Transcribe every line of the listing from the one containing "I need the location" down to the one containing "x-tick-label: 98 [210, 663, 228, 681]", keeping each line as it appears.

# start of Input for this task

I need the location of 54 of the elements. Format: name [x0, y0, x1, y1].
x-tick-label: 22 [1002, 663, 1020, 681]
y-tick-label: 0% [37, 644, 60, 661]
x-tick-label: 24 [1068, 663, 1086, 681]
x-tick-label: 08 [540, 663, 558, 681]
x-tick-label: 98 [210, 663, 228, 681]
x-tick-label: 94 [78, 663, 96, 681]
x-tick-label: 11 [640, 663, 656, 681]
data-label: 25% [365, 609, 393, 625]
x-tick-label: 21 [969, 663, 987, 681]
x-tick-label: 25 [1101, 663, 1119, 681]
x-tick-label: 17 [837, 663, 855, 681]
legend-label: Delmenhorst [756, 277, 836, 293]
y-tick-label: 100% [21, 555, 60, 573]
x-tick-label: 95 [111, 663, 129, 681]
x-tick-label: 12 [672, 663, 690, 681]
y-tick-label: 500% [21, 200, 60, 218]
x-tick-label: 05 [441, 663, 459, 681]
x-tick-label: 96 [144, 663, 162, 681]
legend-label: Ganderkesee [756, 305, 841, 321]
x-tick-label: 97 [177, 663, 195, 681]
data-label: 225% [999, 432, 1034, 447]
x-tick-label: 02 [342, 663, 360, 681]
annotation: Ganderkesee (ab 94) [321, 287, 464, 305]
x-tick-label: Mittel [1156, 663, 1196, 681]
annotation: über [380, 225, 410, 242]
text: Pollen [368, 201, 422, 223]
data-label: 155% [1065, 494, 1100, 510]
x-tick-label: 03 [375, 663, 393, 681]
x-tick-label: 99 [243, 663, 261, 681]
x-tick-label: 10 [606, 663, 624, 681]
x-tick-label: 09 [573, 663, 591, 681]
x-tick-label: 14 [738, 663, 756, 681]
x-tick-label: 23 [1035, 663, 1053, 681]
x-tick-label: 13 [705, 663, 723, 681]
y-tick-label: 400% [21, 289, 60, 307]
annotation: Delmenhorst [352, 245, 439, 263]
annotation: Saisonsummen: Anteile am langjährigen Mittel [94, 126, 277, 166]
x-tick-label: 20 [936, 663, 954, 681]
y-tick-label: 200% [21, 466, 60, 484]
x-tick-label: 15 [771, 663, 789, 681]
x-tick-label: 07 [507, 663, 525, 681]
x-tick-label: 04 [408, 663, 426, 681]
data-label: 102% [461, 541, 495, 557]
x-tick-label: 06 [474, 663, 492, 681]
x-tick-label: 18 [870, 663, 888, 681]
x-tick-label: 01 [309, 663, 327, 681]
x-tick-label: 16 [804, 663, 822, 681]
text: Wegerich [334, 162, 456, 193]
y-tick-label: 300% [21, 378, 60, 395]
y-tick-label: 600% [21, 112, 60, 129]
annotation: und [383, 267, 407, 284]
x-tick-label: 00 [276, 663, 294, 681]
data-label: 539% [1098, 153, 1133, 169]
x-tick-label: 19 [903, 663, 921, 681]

# end of Input for this task
# start of Input for this task

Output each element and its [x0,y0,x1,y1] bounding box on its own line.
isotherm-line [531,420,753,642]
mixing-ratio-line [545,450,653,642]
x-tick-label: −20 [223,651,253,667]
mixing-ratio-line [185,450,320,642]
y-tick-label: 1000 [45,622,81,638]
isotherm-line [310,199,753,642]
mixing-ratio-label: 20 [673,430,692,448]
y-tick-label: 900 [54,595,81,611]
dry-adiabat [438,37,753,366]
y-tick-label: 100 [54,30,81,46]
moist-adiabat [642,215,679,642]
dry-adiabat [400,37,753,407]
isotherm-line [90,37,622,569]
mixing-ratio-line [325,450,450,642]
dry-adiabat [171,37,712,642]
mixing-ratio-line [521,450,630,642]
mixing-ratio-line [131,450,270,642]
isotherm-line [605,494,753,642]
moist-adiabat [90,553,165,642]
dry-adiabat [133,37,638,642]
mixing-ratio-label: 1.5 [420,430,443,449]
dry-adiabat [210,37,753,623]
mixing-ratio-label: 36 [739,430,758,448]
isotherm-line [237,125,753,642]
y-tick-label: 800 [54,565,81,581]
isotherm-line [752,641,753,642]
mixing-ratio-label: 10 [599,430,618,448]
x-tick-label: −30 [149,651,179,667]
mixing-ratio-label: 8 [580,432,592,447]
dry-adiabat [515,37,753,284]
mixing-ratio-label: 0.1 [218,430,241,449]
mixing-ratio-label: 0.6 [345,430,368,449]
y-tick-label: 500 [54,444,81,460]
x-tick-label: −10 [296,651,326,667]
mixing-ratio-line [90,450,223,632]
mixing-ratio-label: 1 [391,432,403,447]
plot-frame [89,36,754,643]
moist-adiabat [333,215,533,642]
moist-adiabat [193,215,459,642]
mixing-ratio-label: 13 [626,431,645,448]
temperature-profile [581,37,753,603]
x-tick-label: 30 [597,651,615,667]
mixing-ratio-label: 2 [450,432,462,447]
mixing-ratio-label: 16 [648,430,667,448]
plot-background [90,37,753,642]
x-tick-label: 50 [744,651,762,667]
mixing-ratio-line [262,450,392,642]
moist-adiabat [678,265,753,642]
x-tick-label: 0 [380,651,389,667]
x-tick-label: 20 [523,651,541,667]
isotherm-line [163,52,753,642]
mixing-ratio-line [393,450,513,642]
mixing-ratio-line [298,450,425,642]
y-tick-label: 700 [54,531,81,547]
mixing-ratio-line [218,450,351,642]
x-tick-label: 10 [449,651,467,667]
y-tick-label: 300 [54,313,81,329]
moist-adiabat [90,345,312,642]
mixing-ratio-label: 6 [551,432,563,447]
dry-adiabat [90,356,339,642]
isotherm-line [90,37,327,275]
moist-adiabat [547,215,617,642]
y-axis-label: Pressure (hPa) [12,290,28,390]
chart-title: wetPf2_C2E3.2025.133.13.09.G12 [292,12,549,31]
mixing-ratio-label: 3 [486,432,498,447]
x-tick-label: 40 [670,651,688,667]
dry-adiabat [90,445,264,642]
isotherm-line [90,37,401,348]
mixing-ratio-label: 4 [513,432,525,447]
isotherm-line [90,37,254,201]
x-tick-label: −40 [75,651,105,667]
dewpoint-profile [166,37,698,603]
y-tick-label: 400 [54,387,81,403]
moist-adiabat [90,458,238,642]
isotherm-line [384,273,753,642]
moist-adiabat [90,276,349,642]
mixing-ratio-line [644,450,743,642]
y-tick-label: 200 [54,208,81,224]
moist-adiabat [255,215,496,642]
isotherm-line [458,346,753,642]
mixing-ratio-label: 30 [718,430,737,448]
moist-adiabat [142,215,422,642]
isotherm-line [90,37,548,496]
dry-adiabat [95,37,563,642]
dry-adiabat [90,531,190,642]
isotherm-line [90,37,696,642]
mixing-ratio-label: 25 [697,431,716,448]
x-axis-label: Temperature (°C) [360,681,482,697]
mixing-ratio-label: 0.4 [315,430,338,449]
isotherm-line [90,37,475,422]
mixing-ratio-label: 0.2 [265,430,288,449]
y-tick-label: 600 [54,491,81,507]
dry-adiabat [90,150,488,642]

# end of Input for this task
# start of Input for this task

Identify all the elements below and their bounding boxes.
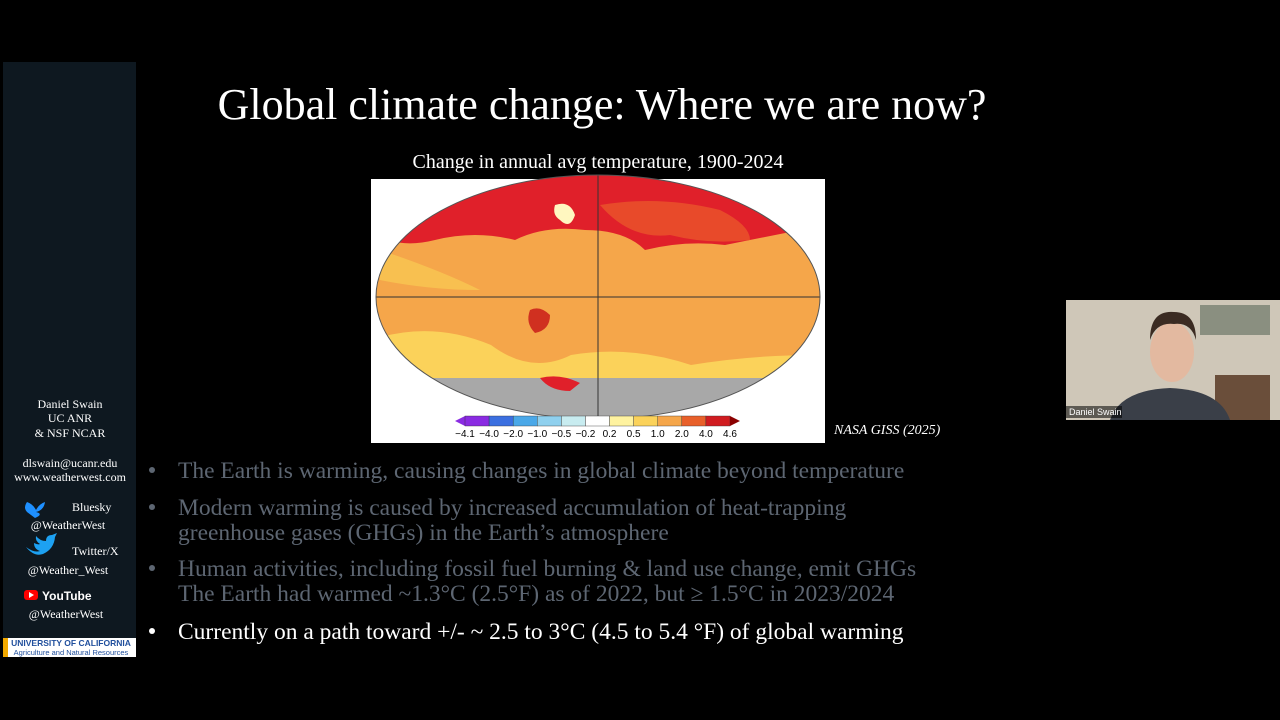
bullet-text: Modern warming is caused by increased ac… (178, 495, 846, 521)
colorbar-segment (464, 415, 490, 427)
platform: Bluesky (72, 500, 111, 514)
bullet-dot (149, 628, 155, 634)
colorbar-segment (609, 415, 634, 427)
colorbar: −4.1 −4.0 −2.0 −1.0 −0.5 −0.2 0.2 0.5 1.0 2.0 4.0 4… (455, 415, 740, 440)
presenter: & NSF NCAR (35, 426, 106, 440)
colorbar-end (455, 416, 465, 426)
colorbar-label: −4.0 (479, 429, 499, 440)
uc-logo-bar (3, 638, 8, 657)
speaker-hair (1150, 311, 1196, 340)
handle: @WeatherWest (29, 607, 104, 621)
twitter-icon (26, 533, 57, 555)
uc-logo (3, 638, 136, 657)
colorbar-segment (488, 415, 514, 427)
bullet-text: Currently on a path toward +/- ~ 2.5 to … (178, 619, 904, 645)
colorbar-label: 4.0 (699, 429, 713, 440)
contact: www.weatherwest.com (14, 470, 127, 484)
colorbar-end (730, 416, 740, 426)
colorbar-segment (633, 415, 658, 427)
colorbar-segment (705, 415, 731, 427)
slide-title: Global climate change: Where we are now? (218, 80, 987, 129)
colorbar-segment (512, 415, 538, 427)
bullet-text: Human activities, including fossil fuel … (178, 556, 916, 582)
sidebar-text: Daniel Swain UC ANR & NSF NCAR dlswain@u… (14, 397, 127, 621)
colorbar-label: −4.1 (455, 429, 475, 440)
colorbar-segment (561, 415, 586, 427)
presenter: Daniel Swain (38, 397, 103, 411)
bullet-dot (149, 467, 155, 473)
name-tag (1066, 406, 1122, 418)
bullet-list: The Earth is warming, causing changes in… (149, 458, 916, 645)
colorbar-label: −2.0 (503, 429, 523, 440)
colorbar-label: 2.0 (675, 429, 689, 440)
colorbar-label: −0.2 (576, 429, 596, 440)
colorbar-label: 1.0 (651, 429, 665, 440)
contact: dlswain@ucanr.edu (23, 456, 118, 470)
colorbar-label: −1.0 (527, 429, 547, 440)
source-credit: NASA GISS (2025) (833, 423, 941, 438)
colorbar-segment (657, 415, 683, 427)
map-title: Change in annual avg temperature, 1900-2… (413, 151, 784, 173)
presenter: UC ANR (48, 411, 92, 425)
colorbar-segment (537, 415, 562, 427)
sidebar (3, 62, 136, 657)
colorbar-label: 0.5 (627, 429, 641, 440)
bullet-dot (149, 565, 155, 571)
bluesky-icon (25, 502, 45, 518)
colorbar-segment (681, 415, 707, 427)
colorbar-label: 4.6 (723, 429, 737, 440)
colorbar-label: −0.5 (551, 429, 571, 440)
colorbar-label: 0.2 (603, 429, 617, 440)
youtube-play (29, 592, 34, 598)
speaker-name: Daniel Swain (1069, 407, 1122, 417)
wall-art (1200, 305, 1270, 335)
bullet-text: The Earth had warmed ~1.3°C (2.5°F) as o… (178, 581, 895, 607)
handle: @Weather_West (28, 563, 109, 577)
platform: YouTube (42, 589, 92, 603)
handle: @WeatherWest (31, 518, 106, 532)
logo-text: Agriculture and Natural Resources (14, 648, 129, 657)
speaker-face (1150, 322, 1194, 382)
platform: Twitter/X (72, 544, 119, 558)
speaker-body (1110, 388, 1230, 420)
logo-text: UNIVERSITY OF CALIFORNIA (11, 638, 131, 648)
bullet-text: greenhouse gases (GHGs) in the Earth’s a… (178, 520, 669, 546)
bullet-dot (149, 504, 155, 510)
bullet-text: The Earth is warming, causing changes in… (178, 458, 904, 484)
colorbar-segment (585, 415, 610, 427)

# end of Input for this task

■ **Answer in full**
I need the location of 54 of the elements. Format: name [x0, y0, x1, y1].
x-tick-label: 22 [1002, 663, 1020, 681]
y-tick-label: 0% [37, 644, 60, 661]
x-tick-label: 24 [1068, 663, 1086, 681]
x-tick-label: 08 [540, 663, 558, 681]
x-tick-label: 98 [210, 663, 228, 681]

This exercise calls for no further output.